● Task
Take every line where the string "integral" appears and copy it.

● Working data
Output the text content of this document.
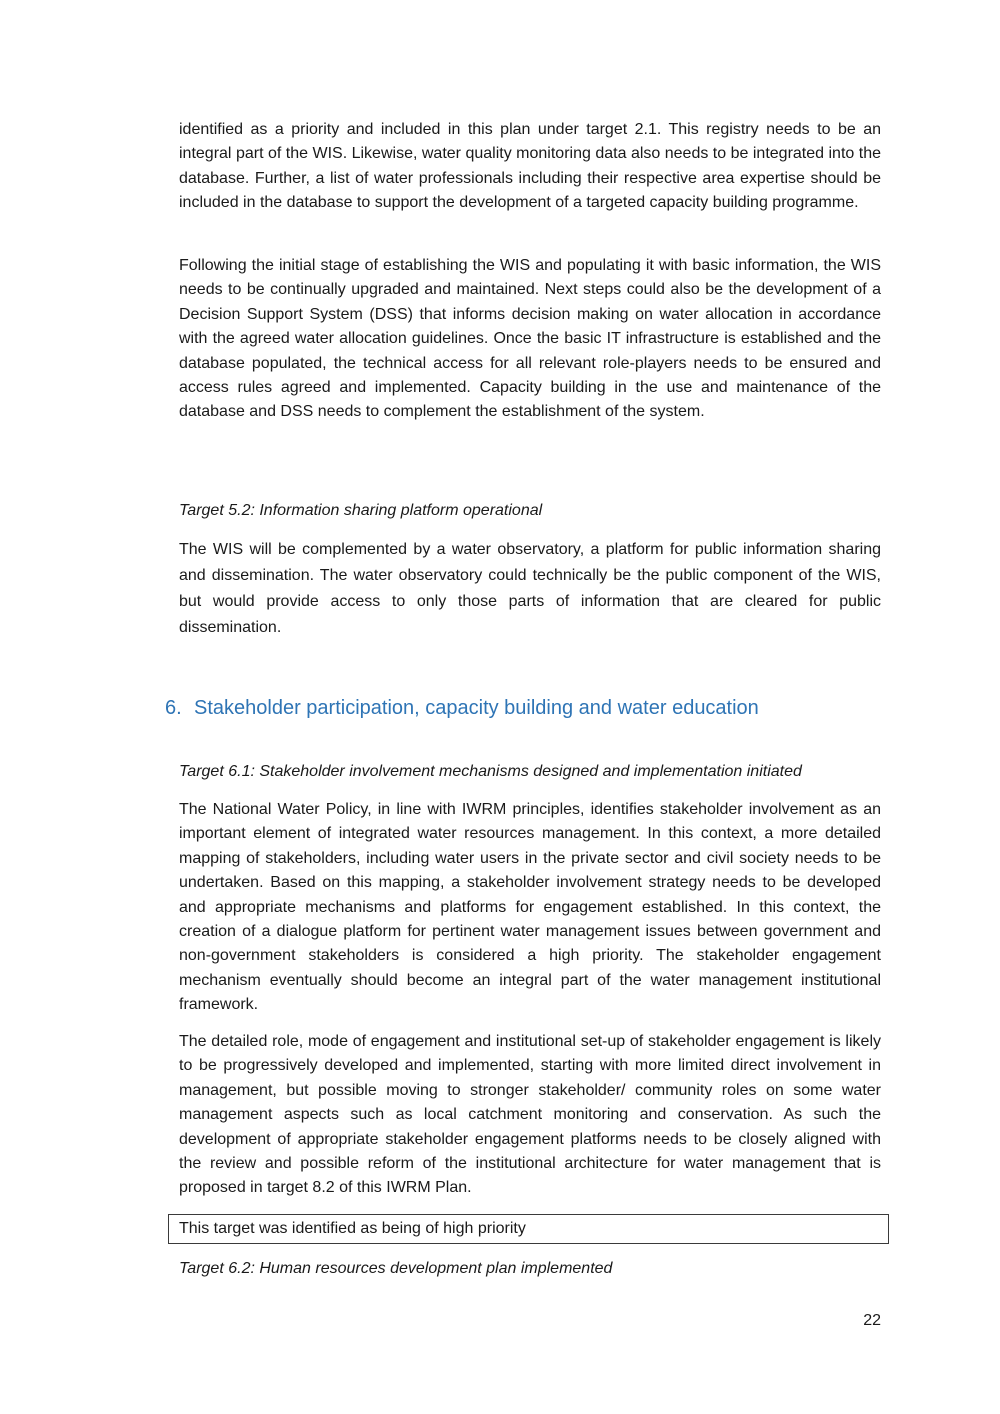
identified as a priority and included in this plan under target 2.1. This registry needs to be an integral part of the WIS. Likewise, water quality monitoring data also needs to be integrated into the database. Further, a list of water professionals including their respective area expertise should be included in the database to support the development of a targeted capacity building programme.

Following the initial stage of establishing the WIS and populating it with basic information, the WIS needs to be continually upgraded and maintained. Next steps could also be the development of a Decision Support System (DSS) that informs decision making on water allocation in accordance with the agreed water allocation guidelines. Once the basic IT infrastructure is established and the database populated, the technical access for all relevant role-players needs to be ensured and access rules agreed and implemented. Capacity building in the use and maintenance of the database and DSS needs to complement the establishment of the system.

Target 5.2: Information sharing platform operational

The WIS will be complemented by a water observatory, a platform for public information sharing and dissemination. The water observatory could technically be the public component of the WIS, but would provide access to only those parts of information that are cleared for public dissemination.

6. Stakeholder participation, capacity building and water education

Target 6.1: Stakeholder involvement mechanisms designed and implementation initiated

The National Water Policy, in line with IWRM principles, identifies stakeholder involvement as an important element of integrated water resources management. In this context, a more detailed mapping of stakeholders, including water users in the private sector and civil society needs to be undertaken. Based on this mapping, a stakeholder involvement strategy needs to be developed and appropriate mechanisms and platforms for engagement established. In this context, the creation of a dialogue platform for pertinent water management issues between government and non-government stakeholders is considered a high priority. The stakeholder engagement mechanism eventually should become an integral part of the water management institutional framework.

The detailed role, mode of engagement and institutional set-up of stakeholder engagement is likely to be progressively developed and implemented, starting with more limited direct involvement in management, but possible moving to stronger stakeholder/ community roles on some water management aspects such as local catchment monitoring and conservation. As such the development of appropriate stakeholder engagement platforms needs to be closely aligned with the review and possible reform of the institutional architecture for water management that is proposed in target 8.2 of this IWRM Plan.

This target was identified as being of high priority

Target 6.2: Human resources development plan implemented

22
---
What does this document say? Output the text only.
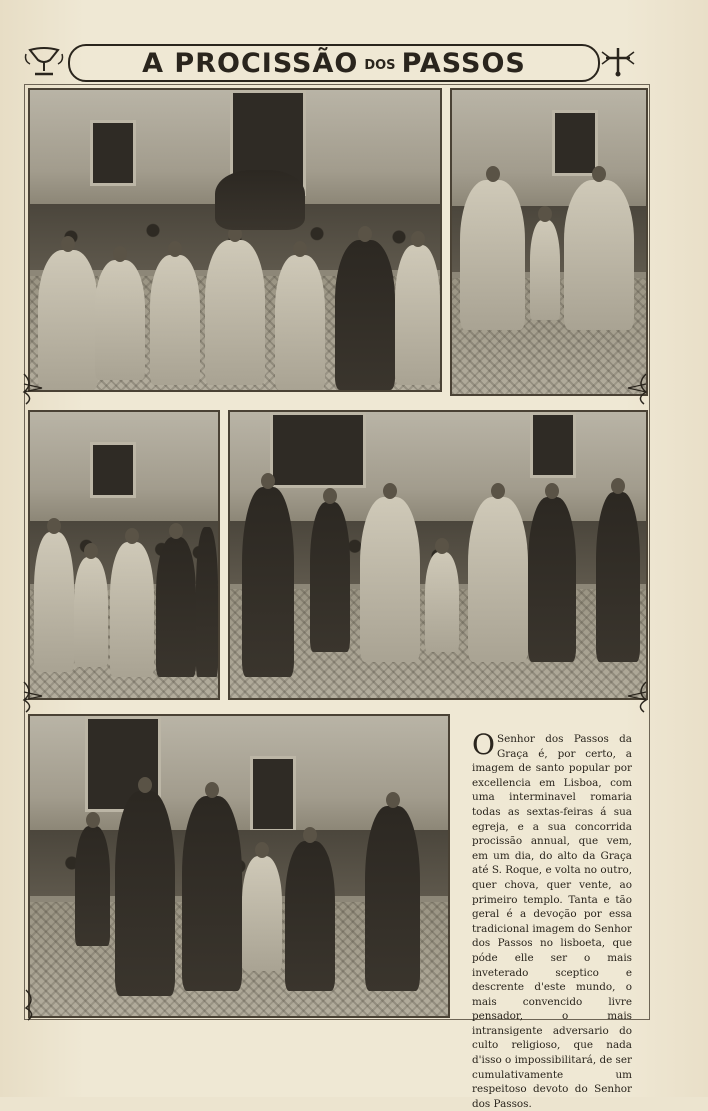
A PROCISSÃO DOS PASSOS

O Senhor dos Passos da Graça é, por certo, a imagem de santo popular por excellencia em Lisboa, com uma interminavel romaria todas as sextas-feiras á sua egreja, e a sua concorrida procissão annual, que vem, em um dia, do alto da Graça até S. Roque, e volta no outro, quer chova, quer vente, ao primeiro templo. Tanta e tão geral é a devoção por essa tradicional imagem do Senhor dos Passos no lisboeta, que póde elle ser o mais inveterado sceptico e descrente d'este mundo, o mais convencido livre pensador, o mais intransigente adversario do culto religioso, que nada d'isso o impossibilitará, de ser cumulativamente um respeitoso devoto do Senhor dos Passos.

● Solution for this exercise
identified as a priority and included in this plan under target 2.1. This registry needs to be an integral part of the WIS. Likewise, water quality monitoring data also needs to be integrated into the database. Further, a list of water professionals including their respective area expertise should be included in the database to support the development of a targeted capacity building programme.
The National Water Policy, in line with IWRM principles, identifies stakeholder involvement as an important element of integrated water resources management. In this context, a more detailed mapping of stakeholders, including water users in the private sector and civil society needs to be undertaken. Based on this mapping, a stakeholder involvement strategy needs to be developed and appropriate mechanisms and platforms for engagement established. In this context, the creation of a dialogue platform for pertinent water management issues between government and non-government stakeholders is considered a high priority. The stakeholder engagement mechanism eventually should become an integral part of the water management institutional framework.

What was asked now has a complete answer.